Search the material for the string "weight", then return every line where it is found.

* * * * * * * * *

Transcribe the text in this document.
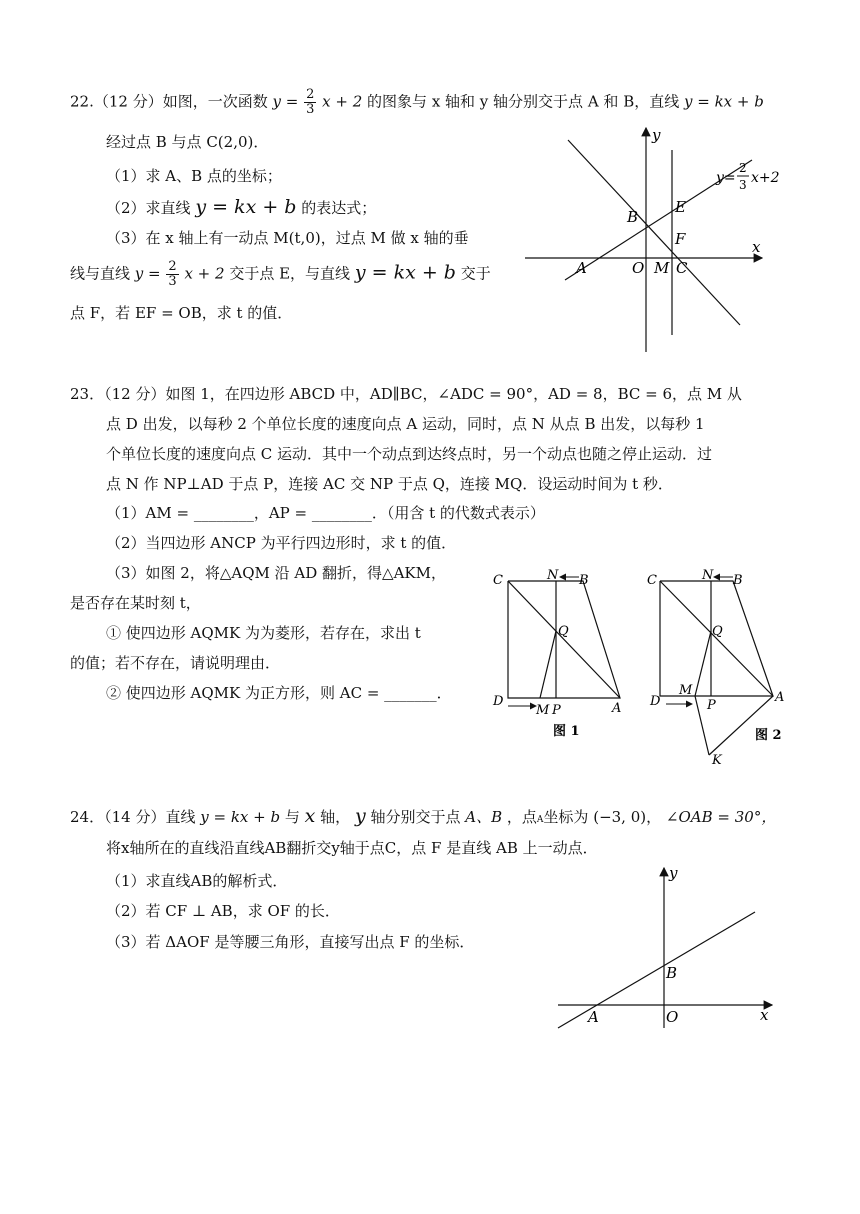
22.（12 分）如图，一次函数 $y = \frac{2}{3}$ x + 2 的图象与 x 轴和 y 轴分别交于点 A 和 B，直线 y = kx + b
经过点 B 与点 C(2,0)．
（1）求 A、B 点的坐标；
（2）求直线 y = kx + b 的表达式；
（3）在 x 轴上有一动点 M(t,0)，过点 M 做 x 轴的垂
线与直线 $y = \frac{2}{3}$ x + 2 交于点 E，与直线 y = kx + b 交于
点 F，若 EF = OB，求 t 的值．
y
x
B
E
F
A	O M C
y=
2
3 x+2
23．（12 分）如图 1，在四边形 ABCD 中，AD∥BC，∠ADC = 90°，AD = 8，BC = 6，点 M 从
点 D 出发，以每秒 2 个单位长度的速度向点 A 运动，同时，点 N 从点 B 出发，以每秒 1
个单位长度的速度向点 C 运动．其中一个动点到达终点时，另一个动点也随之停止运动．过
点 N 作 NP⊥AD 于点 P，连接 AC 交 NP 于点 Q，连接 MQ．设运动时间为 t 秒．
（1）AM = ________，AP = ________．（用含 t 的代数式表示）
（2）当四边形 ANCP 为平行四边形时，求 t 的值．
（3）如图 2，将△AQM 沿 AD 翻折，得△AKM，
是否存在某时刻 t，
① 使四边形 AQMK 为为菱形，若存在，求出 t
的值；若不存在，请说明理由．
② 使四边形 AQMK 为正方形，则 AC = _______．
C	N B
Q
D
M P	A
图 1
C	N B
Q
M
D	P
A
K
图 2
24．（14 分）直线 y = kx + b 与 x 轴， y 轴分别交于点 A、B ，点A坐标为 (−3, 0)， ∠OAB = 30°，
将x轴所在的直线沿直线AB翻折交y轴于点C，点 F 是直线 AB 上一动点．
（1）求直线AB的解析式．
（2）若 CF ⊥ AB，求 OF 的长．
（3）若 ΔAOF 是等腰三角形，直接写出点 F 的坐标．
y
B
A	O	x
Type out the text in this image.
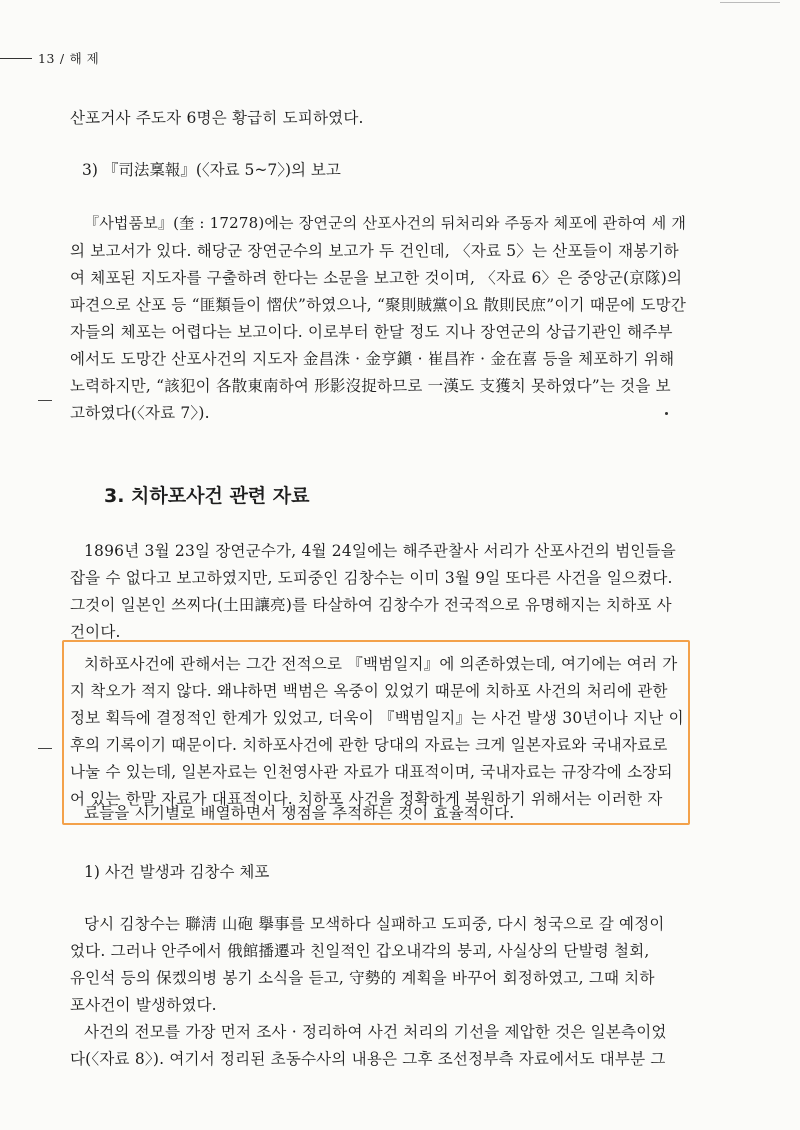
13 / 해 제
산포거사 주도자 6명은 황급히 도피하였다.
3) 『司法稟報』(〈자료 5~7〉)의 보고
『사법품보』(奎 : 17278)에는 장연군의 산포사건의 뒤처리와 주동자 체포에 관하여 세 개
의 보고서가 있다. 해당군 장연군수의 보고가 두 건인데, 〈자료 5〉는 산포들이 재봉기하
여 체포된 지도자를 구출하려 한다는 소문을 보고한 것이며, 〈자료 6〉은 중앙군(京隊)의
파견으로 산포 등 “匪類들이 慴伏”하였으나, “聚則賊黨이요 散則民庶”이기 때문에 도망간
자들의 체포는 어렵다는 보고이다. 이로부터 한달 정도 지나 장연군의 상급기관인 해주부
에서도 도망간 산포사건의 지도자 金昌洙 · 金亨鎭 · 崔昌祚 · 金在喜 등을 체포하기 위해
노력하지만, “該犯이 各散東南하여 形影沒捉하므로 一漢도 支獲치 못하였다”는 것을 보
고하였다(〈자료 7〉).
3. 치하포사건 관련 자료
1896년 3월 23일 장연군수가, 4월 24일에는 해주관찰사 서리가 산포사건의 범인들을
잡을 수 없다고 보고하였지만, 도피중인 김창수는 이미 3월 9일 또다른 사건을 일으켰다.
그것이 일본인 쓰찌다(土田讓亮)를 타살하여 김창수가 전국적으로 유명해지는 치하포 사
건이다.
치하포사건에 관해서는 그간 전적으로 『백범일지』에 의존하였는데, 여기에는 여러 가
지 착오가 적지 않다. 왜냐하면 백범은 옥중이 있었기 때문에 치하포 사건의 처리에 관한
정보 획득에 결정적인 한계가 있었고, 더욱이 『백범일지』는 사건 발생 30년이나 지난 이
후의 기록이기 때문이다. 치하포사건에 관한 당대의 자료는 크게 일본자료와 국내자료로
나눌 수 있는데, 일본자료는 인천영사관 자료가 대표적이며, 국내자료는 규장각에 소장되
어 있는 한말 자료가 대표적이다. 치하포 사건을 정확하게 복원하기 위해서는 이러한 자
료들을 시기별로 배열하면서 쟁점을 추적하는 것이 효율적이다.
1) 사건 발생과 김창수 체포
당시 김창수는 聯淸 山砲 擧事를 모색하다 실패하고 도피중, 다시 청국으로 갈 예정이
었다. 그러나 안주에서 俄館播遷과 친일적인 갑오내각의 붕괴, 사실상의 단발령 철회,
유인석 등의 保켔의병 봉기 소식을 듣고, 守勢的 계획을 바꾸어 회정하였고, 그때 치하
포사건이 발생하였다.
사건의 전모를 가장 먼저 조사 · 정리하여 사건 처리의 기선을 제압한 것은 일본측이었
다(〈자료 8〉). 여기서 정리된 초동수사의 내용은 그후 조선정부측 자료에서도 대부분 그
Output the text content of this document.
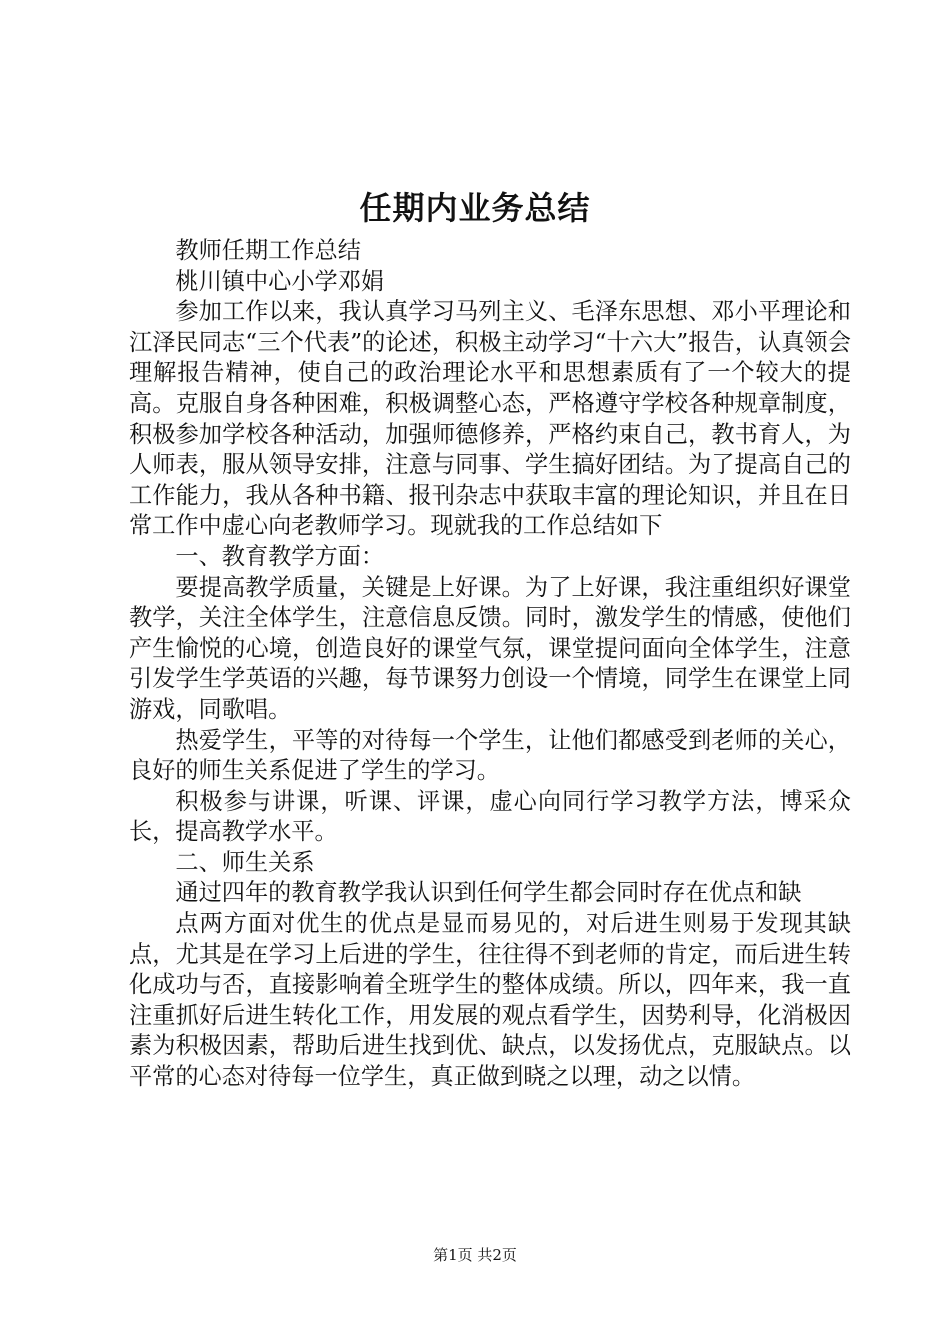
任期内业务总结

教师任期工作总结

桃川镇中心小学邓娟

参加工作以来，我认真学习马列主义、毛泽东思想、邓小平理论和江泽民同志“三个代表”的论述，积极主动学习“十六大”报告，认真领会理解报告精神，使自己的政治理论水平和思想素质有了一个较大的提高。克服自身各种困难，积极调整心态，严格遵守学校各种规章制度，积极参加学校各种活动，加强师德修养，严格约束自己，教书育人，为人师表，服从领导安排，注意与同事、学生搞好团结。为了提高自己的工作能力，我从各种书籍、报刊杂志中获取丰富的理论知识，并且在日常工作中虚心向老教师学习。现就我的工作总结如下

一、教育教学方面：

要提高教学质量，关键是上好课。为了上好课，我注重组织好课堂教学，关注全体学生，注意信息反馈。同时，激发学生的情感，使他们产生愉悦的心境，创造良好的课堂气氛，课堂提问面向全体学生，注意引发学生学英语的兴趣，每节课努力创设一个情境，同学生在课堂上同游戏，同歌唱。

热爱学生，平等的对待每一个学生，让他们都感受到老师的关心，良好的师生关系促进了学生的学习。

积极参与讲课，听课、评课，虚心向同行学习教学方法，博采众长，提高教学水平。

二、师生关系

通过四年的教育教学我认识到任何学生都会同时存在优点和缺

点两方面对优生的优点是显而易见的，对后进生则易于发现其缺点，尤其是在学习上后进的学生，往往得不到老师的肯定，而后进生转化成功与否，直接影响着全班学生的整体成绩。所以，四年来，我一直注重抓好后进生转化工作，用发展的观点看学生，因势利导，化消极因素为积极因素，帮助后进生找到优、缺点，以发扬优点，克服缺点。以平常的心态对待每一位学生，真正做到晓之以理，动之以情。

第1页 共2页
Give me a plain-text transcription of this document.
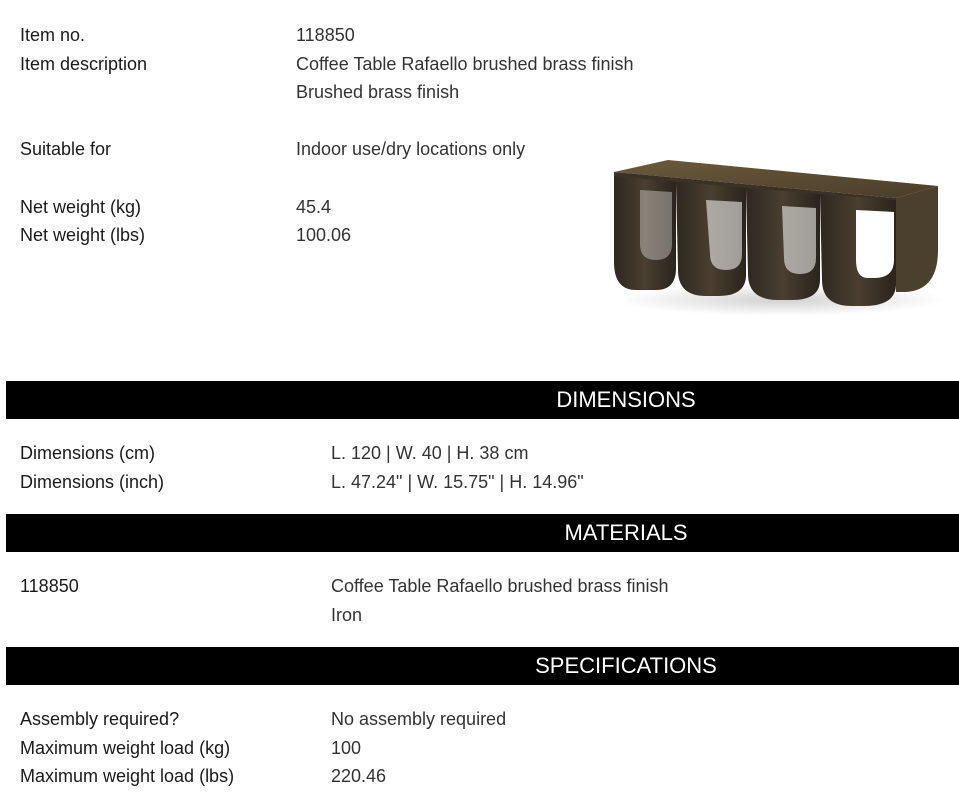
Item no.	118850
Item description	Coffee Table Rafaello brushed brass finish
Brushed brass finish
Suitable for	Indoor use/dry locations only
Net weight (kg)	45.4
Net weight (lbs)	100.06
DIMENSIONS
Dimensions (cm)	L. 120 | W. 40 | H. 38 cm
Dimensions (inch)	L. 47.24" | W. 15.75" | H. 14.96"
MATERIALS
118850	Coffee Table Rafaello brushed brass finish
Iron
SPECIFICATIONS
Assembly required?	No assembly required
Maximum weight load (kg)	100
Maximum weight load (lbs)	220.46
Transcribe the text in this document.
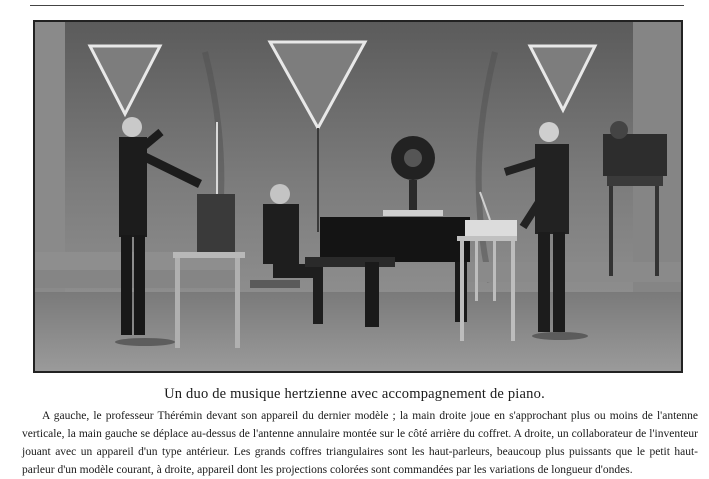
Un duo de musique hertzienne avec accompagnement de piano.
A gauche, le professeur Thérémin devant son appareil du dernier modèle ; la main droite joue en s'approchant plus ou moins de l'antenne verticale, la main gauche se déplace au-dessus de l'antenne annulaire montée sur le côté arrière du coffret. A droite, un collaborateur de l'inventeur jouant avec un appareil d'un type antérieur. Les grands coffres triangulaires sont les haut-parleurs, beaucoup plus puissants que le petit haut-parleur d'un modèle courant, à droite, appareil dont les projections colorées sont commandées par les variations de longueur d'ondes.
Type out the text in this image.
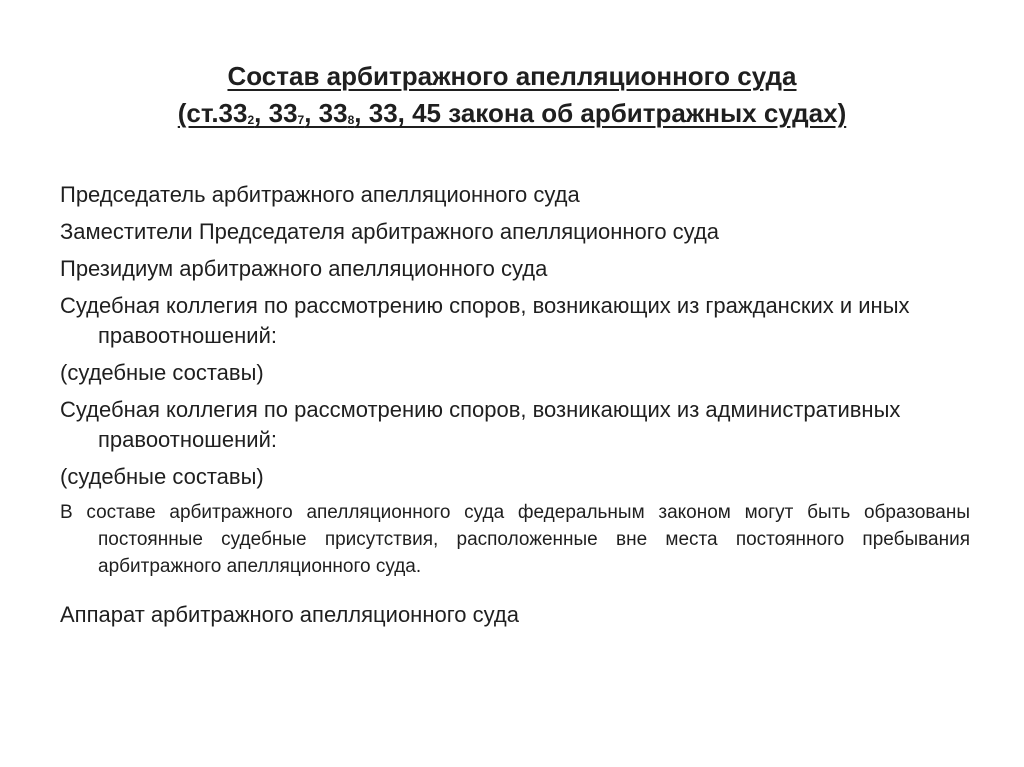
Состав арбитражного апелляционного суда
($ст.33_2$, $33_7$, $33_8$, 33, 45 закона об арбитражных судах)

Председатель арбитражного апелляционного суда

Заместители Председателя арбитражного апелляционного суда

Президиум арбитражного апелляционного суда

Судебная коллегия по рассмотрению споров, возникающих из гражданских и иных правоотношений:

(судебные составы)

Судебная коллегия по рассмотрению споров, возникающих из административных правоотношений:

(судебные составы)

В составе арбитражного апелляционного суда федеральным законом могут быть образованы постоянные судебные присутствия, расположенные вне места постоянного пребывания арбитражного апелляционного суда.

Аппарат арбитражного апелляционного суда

* * * * * * * * *

> _Reply to the exercise_:
Net weight (kg)	45.4
Net weight (lbs)	100.06
Maximum weight load (kg)	100
Maximum weight load (lbs)	220.46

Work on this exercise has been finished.